→ **Set task**: Each line that holds the word "triangle" is to be identified and copied.

◇ ◇ ◇

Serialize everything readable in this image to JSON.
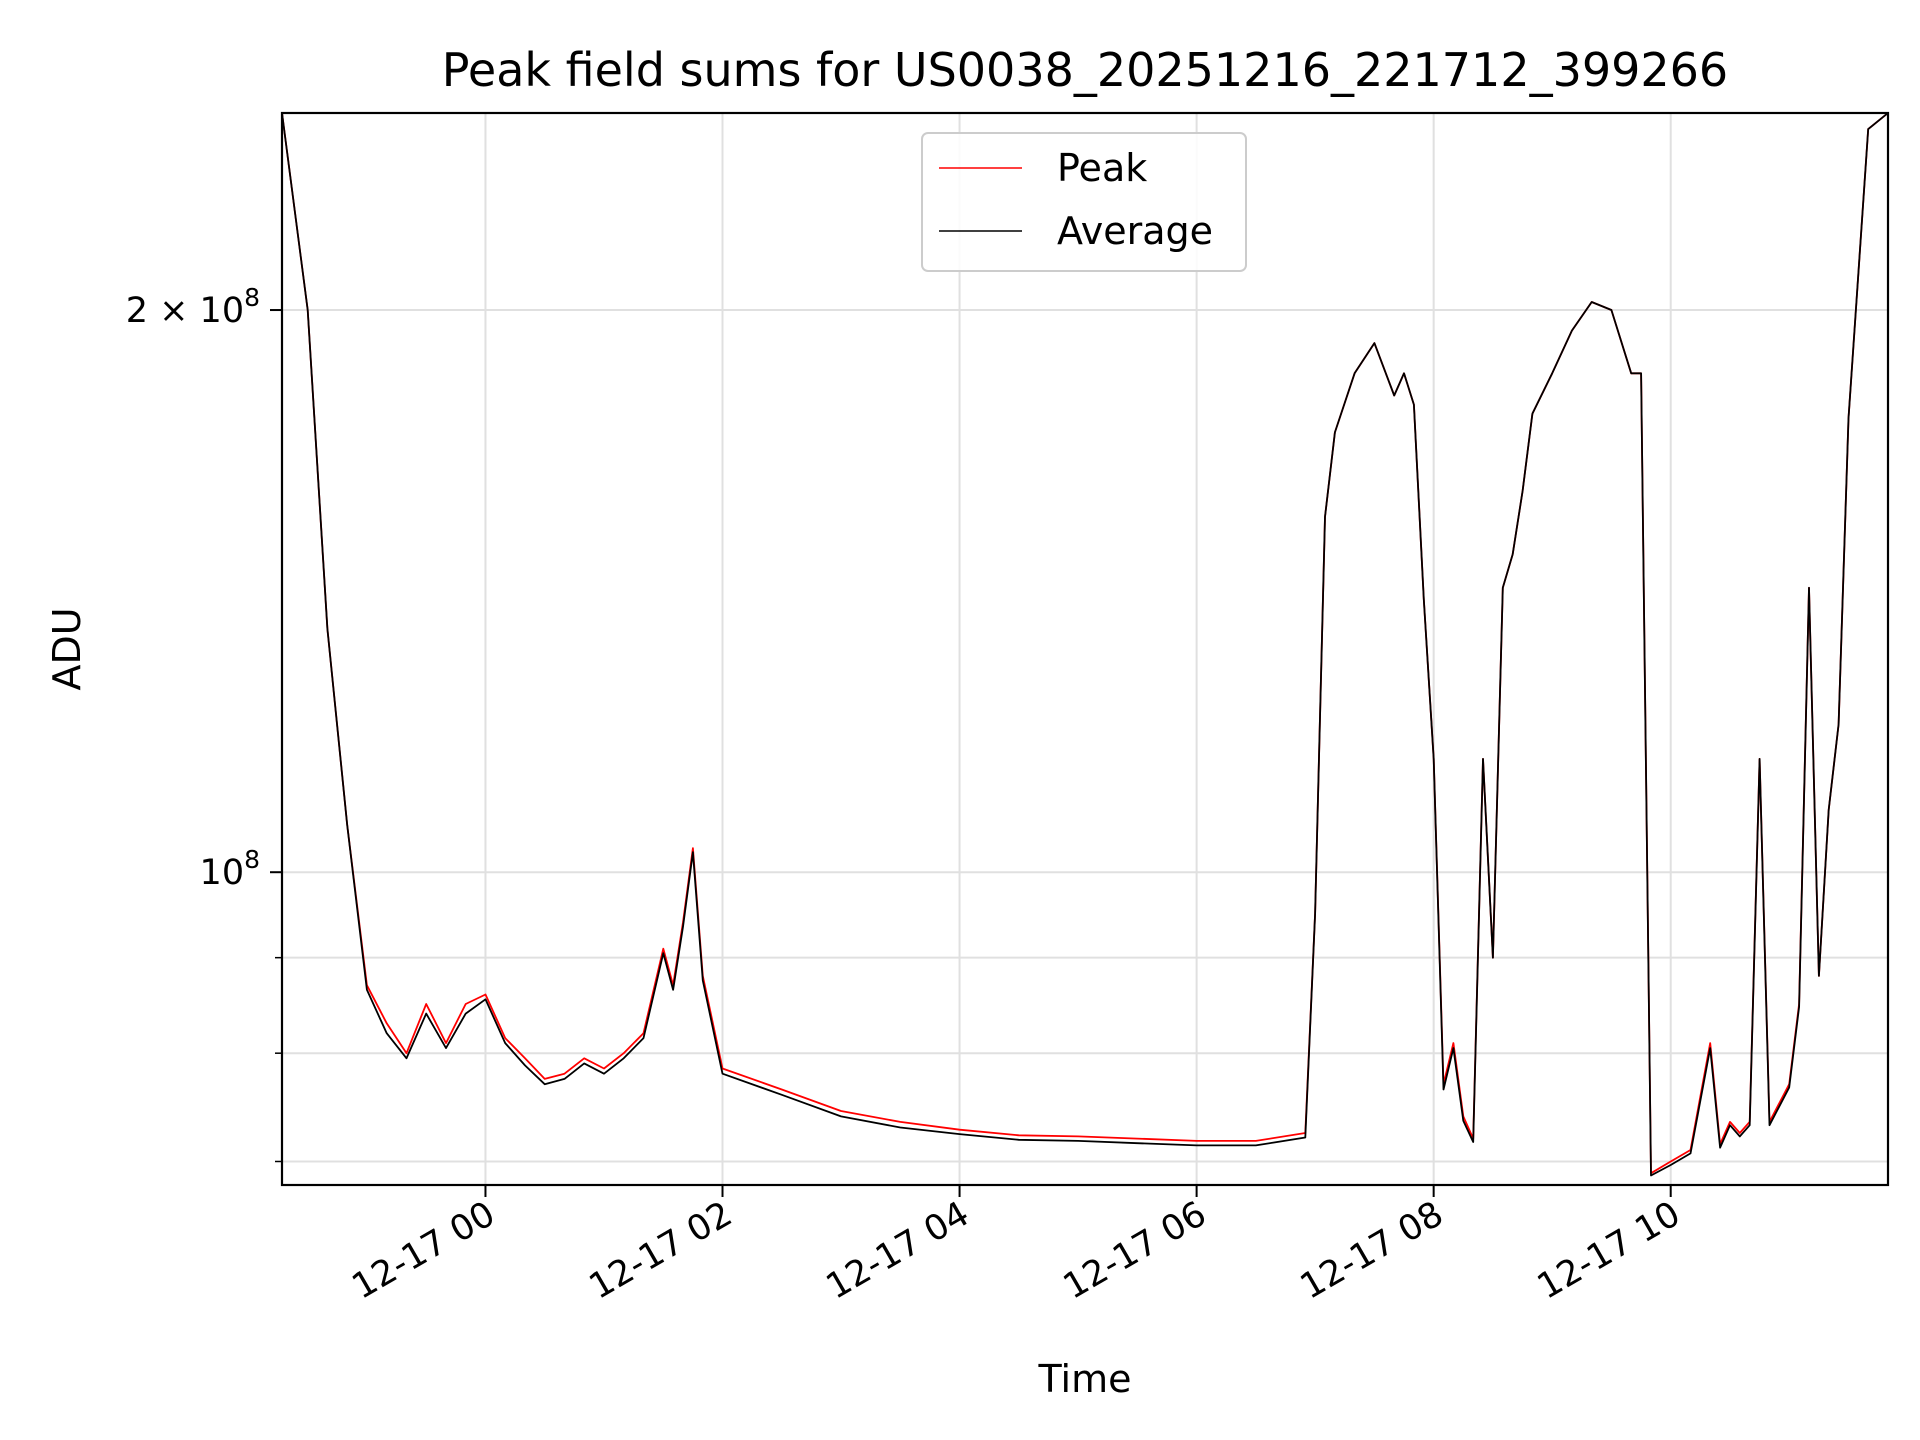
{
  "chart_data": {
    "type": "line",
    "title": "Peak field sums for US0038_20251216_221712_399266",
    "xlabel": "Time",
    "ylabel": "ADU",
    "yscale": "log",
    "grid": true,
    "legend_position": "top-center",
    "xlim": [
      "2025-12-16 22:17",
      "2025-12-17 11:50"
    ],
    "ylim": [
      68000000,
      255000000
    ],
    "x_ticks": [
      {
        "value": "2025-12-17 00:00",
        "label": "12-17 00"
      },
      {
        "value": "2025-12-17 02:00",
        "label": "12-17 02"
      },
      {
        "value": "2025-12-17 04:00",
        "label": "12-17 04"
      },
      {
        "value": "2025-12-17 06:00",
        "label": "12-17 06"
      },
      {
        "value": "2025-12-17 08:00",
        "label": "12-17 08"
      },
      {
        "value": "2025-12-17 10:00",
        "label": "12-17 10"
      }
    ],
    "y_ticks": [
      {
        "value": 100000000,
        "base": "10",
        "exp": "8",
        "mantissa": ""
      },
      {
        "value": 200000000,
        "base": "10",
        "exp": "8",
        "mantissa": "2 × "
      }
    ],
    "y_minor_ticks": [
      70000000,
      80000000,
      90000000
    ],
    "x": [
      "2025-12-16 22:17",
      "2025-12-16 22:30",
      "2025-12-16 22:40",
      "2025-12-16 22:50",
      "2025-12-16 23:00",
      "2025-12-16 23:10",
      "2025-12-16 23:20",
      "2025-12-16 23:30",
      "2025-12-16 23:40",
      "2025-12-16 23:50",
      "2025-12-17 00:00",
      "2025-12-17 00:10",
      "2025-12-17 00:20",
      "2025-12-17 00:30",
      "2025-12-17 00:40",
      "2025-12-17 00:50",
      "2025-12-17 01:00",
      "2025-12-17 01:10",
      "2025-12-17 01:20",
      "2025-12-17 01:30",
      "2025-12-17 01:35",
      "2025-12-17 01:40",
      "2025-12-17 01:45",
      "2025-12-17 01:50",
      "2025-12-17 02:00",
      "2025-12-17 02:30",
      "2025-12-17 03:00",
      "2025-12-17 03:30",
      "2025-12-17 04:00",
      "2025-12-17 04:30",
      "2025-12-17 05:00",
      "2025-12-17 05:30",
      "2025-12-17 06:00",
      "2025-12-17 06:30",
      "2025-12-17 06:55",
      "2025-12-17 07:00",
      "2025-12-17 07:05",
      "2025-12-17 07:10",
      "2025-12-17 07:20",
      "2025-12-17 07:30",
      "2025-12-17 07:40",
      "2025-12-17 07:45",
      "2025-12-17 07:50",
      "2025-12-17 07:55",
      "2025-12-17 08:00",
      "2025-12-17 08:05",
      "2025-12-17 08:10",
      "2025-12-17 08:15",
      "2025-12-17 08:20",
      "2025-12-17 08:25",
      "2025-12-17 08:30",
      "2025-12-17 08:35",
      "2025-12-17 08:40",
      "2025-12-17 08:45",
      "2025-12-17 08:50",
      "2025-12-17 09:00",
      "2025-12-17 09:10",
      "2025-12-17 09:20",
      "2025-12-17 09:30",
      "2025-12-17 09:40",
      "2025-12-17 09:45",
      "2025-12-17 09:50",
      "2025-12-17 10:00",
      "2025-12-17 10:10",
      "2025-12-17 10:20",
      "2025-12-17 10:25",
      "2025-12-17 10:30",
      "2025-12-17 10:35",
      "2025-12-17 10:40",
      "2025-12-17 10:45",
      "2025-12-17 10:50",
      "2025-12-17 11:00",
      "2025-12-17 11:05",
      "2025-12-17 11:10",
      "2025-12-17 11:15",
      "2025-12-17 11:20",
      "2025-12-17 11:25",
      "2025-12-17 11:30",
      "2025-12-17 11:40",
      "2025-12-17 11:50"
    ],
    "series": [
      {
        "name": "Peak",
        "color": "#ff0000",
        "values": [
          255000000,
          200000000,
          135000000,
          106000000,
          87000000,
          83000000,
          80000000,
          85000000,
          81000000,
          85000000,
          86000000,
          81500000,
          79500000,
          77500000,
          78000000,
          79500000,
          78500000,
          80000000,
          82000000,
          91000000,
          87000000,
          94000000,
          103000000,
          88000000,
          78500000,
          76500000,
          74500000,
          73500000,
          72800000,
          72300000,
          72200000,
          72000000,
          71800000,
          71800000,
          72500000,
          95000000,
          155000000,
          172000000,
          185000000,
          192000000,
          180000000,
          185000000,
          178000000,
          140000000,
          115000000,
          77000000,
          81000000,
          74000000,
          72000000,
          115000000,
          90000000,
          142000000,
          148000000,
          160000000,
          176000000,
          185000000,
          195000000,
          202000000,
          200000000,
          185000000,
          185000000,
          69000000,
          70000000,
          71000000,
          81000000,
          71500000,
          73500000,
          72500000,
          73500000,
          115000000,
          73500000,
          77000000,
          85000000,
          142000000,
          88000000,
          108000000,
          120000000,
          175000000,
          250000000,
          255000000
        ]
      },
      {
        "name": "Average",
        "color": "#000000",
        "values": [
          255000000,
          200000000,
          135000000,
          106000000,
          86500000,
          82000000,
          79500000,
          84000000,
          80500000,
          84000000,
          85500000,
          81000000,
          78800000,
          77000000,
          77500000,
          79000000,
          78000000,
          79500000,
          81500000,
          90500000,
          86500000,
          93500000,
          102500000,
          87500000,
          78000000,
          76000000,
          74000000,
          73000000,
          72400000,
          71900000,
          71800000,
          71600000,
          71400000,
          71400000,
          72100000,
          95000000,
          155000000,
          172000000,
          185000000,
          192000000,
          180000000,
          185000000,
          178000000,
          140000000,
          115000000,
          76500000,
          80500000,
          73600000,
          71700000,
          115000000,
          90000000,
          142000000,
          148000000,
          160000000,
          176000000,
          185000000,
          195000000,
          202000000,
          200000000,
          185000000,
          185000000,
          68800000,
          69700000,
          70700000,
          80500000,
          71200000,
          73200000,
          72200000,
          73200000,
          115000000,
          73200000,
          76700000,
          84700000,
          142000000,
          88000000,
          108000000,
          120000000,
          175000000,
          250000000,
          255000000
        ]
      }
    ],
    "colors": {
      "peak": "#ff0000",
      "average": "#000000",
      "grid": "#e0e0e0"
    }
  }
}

◇ ◇ ◇

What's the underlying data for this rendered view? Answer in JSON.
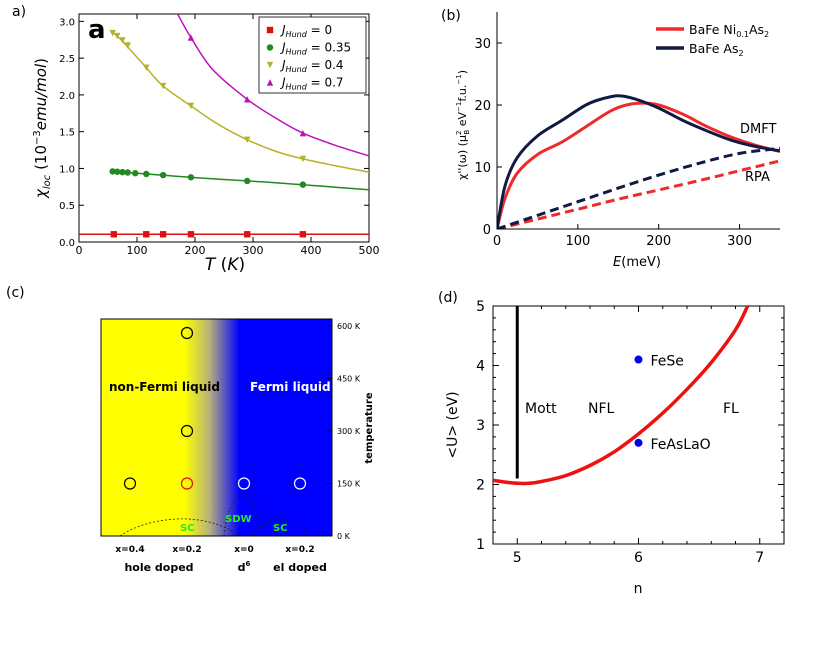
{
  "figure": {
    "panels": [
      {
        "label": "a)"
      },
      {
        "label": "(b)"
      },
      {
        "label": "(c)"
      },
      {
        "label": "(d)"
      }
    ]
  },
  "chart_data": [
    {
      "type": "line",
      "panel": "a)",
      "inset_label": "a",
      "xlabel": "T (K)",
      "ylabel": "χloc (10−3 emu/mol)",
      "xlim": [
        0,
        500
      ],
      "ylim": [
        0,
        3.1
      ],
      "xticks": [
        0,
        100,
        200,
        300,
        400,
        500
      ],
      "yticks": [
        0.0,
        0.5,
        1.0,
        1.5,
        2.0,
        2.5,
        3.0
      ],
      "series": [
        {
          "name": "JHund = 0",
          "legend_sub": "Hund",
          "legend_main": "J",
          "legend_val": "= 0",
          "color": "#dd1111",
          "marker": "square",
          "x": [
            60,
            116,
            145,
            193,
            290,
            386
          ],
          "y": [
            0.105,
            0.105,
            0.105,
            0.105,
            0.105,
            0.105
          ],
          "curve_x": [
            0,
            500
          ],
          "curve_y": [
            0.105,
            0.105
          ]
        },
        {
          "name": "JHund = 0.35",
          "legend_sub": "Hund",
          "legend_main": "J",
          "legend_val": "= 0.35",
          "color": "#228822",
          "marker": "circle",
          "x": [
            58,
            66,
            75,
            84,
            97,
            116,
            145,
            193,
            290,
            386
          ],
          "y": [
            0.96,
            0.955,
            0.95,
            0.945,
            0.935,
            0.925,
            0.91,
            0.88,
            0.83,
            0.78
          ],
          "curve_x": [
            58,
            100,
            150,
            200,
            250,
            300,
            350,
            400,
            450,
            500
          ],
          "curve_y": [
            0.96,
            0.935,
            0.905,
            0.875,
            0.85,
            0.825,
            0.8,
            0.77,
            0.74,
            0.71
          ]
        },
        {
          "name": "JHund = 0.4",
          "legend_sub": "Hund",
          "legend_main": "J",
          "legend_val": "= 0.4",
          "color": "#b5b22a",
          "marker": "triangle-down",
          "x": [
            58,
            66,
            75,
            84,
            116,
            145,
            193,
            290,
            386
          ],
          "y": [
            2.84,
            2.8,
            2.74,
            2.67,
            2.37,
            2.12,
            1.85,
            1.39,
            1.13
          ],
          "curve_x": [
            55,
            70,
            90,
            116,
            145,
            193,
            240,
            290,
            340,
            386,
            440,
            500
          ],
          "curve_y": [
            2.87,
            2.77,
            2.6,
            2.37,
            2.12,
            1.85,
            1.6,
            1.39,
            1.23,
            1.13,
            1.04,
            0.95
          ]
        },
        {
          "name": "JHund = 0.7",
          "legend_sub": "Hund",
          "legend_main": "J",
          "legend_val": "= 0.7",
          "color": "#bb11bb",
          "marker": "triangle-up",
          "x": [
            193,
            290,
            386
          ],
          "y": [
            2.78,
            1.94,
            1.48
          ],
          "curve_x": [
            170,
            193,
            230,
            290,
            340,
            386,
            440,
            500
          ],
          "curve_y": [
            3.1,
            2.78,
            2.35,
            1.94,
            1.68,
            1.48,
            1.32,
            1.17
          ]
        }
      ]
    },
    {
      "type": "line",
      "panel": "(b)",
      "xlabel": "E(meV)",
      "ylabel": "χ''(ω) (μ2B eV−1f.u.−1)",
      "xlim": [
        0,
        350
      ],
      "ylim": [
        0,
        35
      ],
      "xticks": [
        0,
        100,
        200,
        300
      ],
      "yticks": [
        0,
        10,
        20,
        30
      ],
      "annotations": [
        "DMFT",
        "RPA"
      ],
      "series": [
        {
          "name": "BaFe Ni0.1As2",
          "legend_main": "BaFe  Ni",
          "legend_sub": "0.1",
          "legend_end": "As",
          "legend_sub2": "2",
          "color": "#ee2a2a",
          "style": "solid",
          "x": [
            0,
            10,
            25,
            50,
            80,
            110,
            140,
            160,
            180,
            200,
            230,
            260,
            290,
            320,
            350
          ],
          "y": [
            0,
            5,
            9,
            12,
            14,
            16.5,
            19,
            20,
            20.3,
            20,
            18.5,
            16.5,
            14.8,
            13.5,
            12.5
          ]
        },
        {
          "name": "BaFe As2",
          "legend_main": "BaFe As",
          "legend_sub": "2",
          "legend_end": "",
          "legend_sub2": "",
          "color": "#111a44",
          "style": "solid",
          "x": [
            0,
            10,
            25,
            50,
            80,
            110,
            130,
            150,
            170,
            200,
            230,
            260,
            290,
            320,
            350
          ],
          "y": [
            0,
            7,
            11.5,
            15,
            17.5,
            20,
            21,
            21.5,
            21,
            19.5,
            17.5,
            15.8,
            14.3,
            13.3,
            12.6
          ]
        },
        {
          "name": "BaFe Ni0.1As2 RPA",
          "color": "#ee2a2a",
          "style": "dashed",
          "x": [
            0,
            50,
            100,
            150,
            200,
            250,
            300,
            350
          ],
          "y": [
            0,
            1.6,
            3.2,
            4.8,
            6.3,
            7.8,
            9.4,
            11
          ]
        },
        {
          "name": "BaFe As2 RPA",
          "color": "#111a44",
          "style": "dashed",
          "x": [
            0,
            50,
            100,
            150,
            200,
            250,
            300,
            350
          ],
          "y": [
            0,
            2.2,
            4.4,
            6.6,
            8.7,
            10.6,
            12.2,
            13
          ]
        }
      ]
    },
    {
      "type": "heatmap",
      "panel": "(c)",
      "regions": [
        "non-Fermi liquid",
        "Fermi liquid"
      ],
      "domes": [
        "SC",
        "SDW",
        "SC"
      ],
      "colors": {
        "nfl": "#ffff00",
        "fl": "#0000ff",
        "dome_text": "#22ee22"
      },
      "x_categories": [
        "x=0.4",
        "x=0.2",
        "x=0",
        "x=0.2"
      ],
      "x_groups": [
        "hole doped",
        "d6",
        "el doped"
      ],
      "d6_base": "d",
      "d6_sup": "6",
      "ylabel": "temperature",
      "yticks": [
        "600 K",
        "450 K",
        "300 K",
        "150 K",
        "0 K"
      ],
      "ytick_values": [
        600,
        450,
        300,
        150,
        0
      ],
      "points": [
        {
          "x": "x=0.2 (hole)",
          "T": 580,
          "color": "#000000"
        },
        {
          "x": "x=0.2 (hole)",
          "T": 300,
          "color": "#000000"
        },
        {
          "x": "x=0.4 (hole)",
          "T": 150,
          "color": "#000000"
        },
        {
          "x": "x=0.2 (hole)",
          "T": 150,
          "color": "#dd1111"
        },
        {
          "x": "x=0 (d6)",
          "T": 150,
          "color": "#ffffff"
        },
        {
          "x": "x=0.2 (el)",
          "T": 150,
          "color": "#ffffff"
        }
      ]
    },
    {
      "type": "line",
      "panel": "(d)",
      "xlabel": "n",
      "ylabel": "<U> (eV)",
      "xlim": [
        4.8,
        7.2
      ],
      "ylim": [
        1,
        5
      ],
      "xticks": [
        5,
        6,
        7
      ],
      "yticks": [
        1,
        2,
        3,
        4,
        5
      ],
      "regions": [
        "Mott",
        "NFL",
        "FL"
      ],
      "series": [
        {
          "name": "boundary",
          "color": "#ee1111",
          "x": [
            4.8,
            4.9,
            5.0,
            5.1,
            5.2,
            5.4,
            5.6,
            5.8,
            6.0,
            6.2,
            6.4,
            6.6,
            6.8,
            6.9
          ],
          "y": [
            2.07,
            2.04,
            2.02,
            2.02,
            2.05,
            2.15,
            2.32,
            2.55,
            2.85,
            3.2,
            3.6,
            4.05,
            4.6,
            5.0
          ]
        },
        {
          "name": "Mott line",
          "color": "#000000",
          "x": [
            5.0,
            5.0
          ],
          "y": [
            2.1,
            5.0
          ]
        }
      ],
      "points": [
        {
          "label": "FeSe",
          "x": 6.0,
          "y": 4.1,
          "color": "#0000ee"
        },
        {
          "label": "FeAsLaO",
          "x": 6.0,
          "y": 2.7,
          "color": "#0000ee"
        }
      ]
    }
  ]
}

◇ ◇ ◇

→ **Solution for this problem**:
          "marker": "triangle-down",
          "marker": "triangle-up",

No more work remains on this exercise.